[begin Material for the task]

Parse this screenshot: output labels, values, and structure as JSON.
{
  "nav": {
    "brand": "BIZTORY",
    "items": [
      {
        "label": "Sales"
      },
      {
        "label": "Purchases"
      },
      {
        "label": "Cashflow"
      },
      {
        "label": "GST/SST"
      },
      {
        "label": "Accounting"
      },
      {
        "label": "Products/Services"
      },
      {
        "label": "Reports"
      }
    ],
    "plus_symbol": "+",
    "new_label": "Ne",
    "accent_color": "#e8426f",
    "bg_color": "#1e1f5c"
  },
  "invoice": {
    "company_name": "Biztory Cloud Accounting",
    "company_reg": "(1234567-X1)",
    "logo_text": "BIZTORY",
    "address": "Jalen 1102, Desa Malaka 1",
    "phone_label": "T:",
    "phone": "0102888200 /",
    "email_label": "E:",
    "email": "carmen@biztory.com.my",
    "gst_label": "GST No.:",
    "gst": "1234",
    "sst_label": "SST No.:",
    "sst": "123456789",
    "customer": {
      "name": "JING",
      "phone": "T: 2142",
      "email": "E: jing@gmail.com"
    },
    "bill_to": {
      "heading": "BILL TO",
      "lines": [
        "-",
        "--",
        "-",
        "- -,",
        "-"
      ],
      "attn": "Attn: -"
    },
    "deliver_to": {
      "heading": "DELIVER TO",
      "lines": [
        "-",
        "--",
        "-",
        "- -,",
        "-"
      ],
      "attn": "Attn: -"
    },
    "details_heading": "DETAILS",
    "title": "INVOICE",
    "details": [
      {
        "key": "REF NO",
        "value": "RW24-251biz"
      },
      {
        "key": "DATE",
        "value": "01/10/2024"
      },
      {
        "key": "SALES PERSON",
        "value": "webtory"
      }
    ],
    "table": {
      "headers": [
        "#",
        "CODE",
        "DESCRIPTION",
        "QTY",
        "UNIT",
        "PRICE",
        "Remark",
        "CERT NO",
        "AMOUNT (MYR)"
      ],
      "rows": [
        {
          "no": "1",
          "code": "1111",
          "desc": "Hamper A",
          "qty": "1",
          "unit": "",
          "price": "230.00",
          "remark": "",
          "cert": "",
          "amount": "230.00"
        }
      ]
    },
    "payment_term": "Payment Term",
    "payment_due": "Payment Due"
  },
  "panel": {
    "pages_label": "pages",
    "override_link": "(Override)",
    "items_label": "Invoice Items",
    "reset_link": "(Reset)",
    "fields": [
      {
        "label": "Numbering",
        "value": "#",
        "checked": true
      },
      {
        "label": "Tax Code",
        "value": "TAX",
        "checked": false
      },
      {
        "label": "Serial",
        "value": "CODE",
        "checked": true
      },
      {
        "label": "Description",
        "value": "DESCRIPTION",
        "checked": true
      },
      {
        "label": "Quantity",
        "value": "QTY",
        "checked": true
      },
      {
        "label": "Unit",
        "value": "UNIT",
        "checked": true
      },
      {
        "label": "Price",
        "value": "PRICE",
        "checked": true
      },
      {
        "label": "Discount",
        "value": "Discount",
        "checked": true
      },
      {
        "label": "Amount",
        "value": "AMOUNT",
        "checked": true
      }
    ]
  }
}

[end Material for the task]

— Challenge —
Restate the whole of the material exactly.

— Complete output —
Parse this screenshot: output labels, values, and structure as JSON.
{
  "nav": {
    "brand": "BIZTORY",
    "items": [
      {
        "label": "Sales"
      },
      {
        "label": "Purchases"
      },
      {
        "label": "Cashflow"
      },
      {
        "label": "GST/SST"
      },
      {
        "label": "Accounting"
      },
      {
        "label": "Products/Services"
      },
      {
        "label": "Reports"
      }
    ],
    "plus_symbol": "+",
    "new_label": "Ne",
    "accent_color": "#e8426f",
    "bg_color": "#1e1f5c"
  },
  "invoice": {
    "company_name": "Biztory Cloud Accounting",
    "company_reg": "(1234567-X1)",
    "logo_text": "BIZTORY",
    "address": "Jalen 1102, Desa Malaka 1",
    "phone_label": "T:",
    "phone": "0102888200 /",
    "email_label": "E:",
    "email": "carmen@biztory.com.my",
    "gst_label": "GST No.:",
    "gst": "1234",
    "sst_label": "SST No.:",
    "sst": "123456789",
    "customer": {
      "name": "JING",
      "phone": "T: 2142",
      "email": "E: jing@gmail.com"
    },
    "bill_to": {
      "heading": "BILL TO",
      "lines": [
        "-",
        "--",
        "-",
        "- -,",
        "-"
      ],
      "attn": "Attn: -"
    },
    "deliver_to": {
      "heading": "DELIVER TO",
      "lines": [
        "-",
        "--",
        "-",
        "- -,",
        "-"
      ],
      "attn": "Attn: -"
    },
    "details_heading": "DETAILS",
    "title": "INVOICE",
    "details": [
      {
        "key": "REF NO",
        "value": "RW24-251biz"
      },
      {
        "key": "DATE",
        "value": "01/10/2024"
      },
      {
        "key": "SALES PERSON",
        "value": "webtory"
      }
    ],
    "table": {
      "headers": [
        "#",
        "CODE",
        "DESCRIPTION",
        "QTY",
        "UNIT",
        "PRICE",
        "Remark",
        "CERT NO",
        "AMOUNT (MYR)"
      ],
      "rows": [
        {
          "no": "1",
          "code": "1111",
          "desc": "Hamper A",
          "qty": "1",
          "unit": "",
          "price": "230.00",
          "remark": "",
          "cert": "",
          "amount": "230.00"
        }
      ]
    },
    "payment_term": "Payment Term",
    "payment_due": "Payment Due"
  },
  "panel": {
    "pages_label": "pages",
    "override_link": "(Override)",
    "items_label": "Invoice Items",
    "reset_link": "(Reset)",
    "fields": [
      {
        "label": "Numbering",
        "value": "#",
        "checked": true
      },
      {
        "label": "Tax Code",
        "value": "TAX",
        "checked": false
      },
      {
        "label": "Serial",
        "value": "CODE",
        "checked": true
      },
      {
        "label": "Description",
        "value": "DESCRIPTION",
        "checked": true
      },
      {
        "label": "Quantity",
        "value": "QTY",
        "checked": true
      },
      {
        "label": "Unit",
        "value": "UNIT",
        "checked": true
      },
      {
        "label": "Price",
        "value": "PRICE",
        "checked": true
      },
      {
        "label": "Discount",
        "value": "Discount",
        "checked": true
      },
      {
        "label": "Amount",
        "value": "AMOUNT",
        "checked": true
      }
    ]
  }
}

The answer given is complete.